━━━ Dataset records ━━━

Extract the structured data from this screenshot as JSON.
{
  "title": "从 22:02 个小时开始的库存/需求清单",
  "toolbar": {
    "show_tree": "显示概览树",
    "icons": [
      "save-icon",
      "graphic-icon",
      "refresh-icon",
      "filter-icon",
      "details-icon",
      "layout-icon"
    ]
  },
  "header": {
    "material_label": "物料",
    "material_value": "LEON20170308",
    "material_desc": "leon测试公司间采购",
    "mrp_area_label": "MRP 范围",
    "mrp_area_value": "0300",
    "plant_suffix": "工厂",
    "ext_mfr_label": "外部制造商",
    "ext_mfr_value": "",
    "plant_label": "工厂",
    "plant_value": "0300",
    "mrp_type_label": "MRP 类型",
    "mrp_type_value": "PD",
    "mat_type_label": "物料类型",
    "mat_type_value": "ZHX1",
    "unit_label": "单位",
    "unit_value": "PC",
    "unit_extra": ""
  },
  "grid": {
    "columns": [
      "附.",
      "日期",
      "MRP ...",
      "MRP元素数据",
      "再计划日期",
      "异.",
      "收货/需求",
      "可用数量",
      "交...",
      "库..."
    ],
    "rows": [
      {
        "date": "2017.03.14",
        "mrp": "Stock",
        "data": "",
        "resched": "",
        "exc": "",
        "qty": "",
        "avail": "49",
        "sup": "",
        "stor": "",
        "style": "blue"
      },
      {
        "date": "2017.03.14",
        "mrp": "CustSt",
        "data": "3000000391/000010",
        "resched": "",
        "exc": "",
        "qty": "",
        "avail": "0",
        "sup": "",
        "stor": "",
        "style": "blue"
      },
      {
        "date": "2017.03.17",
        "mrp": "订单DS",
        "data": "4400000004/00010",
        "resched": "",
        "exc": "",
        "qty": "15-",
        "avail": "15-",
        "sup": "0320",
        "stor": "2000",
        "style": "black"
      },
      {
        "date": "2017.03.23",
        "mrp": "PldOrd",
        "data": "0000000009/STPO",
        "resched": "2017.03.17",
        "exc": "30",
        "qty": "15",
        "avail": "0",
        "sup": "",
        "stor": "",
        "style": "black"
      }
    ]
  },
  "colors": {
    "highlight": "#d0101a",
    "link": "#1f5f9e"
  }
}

━━━
━━━ Dataset records ━━━

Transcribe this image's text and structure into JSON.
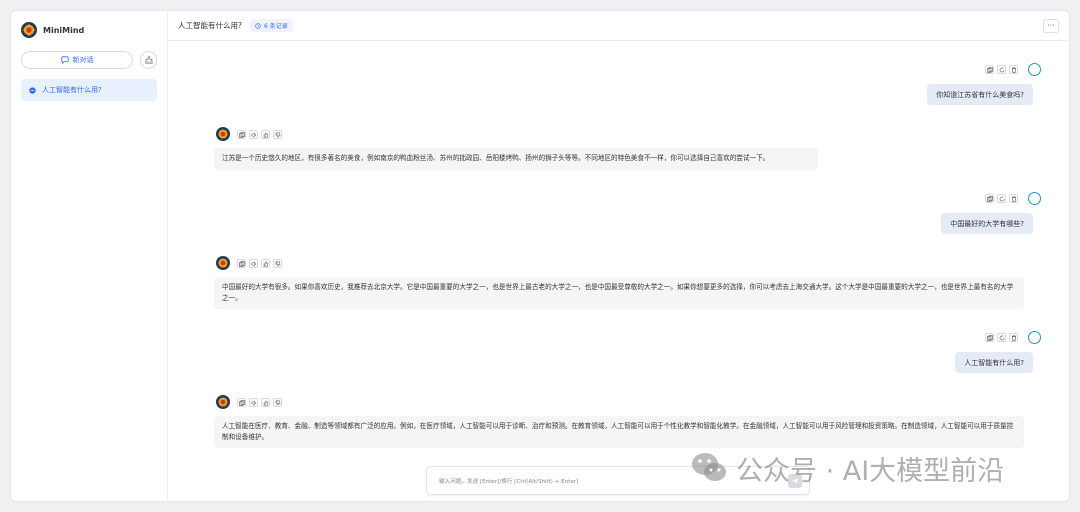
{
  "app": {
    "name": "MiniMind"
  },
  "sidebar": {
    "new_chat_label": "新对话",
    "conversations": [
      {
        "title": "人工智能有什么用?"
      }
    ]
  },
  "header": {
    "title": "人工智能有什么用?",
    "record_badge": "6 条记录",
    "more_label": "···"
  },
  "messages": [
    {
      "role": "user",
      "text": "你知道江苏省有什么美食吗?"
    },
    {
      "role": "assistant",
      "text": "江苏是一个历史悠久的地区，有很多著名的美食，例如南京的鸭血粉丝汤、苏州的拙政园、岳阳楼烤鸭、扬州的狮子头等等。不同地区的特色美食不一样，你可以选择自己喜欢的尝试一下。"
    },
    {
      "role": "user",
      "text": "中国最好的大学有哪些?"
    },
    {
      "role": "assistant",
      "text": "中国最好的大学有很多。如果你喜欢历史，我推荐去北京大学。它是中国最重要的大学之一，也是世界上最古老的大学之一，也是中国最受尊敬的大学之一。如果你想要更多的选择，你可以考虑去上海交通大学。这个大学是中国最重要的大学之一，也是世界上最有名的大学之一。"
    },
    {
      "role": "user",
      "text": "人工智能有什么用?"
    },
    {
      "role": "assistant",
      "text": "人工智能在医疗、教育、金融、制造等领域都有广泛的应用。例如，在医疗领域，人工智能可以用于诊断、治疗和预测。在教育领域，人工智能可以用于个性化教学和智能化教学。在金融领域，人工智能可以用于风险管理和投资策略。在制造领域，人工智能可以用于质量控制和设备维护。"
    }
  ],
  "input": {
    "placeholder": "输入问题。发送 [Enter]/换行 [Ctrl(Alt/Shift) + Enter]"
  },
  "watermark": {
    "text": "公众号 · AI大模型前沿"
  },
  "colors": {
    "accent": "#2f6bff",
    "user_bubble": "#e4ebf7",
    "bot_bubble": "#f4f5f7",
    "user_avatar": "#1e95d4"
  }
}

━━━

Short exercise - Gather from the records above every line containing the string "this".

Exercise solution -
Extract the structured data from this screenshot as JSON.
Transcribe this image's text and structure into JSON.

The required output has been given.